Supplied entries start
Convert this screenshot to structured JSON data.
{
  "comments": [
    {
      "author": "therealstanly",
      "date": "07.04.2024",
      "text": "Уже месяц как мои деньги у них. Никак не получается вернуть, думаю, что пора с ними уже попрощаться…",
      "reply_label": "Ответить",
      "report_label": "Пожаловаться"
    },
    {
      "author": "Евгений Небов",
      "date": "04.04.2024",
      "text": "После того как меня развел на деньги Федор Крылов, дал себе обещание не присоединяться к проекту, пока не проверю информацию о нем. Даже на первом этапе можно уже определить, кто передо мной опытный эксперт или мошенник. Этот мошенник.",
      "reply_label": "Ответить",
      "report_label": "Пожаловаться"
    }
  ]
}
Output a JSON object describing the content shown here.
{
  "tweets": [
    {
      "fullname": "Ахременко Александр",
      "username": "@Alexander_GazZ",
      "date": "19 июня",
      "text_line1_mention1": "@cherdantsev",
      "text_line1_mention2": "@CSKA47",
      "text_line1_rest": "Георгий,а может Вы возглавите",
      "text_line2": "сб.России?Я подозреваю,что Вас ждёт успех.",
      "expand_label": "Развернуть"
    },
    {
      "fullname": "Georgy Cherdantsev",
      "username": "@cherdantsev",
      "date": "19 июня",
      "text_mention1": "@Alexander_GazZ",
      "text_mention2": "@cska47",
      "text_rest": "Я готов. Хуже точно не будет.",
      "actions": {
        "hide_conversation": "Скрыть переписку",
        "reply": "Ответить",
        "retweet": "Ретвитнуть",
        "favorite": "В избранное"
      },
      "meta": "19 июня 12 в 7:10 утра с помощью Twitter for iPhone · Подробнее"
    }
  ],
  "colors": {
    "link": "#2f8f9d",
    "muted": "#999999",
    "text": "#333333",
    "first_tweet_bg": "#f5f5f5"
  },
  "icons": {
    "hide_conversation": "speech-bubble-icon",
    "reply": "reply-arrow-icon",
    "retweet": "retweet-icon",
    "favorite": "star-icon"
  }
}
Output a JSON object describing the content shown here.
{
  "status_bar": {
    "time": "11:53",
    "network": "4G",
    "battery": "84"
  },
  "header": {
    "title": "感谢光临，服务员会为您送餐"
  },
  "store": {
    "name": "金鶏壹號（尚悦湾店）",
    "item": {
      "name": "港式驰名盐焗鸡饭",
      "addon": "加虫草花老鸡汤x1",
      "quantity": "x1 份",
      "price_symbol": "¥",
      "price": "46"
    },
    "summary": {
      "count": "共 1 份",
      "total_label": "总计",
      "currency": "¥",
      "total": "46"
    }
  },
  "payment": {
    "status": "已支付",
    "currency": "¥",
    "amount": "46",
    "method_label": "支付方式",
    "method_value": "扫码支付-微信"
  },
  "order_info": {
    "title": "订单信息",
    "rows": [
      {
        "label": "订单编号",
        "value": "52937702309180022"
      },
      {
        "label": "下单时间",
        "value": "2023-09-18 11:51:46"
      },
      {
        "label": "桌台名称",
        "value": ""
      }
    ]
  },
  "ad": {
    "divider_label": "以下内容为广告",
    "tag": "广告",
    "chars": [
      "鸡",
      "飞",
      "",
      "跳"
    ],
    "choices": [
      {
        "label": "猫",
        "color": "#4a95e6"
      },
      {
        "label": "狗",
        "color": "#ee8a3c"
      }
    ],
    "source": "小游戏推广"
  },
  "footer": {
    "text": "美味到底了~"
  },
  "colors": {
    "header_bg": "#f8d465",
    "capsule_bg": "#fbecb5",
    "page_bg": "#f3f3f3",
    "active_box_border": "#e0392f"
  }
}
Supplied entries end
> _Exercise requirements_
Reproduce the full set of records precisely.

> _Written answer_
Convert this screenshot to structured JSON data.
{
  "comments": [
    {
      "author": "therealstanly",
      "date": "07.04.2024",
      "text": "Уже месяц как мои деньги у них. Никак не получается вернуть, думаю, что пора с ними уже попрощаться…",
      "reply_label": "Ответить",
      "report_label": "Пожаловаться"
    },
    {
      "author": "Евгений Небов",
      "date": "04.04.2024",
      "text": "После того как меня развел на деньги Федор Крылов, дал себе обещание не присоединяться к проекту, пока не проверю информацию о нем. Даже на первом этапе можно уже определить, кто передо мной опытный эксперт или мошенник. Этот мошенник.",
      "reply_label": "Ответить",
      "report_label": "Пожаловаться"
    }
  ]
}
Output a JSON object describing the content shown here.
{
  "tweets": [
    {
      "fullname": "Ахременко Александр",
      "username": "@Alexander_GazZ",
      "date": "19 июня",
      "text_line1_mention1": "@cherdantsev",
      "text_line1_mention2": "@CSKA47",
      "text_line1_rest": "Георгий,а может Вы возглавите",
      "text_line2": "сб.России?Я подозреваю,что Вас ждёт успех.",
      "expand_label": "Развернуть"
    },
    {
      "fullname": "Georgy Cherdantsev",
      "username": "@cherdantsev",
      "date": "19 июня",
      "text_mention1": "@Alexander_GazZ",
      "text_mention2": "@cska47",
      "text_rest": "Я готов. Хуже точно не будет.",
      "actions": {
        "hide_conversation": "Скрыть переписку",
        "reply": "Ответить",
        "retweet": "Ретвитнуть",
        "favorite": "В избранное"
      },
      "meta": "19 июня 12 в 7:10 утра с помощью Twitter for iPhone · Подробнее"
    }
  ],
  "colors": {
    "link": "#2f8f9d",
    "muted": "#999999",
    "text": "#333333",
    "first_tweet_bg": "#f5f5f5"
  },
  "icons": {
    "hide_conversation": "speech-bubble-icon",
    "reply": "reply-arrow-icon",
    "retweet": "retweet-icon",
    "favorite": "star-icon"
  }
}
Output a JSON object describing the content shown here.
{
  "status_bar": {
    "time": "11:53",
    "network": "4G",
    "battery": "84"
  },
  "header": {
    "title": "感谢光临，服务员会为您送餐"
  },
  "store": {
    "name": "金鶏壹號（尚悦湾店）",
    "item": {
      "name": "港式驰名盐焗鸡饭",
      "addon": "加虫草花老鸡汤x1",
      "quantity": "x1 份",
      "price_symbol": "¥",
      "price": "46"
    },
    "summary": {
      "count": "共 1 份",
      "total_label": "总计",
      "currency": "¥",
      "total": "46"
    }
  },
  "payment": {
    "status": "已支付",
    "currency": "¥",
    "amount": "46",
    "method_label": "支付方式",
    "method_value": "扫码支付-微信"
  },
  "order_info": {
    "title": "订单信息",
    "rows": [
      {
        "label": "订单编号",
        "value": "52937702309180022"
      },
      {
        "label": "下单时间",
        "value": "2023-09-18 11:51:46"
      },
      {
        "label": "桌台名称",
        "value": ""
      }
    ]
  },
  "ad": {
    "divider_label": "以下内容为广告",
    "tag": "广告",
    "chars": [
      "鸡",
      "飞",
      "",
      "跳"
    ],
    "choices": [
      {
        "label": "猫",
        "color": "#4a95e6"
      },
      {
        "label": "狗",
        "color": "#ee8a3c"
      }
    ],
    "source": "小游戏推广"
  },
  "footer": {
    "text": "美味到底了~"
  },
  "colors": {
    "header_bg": "#f8d465",
    "capsule_bg": "#fbecb5",
    "page_bg": "#f3f3f3",
    "active_box_border": "#e0392f"
  }
}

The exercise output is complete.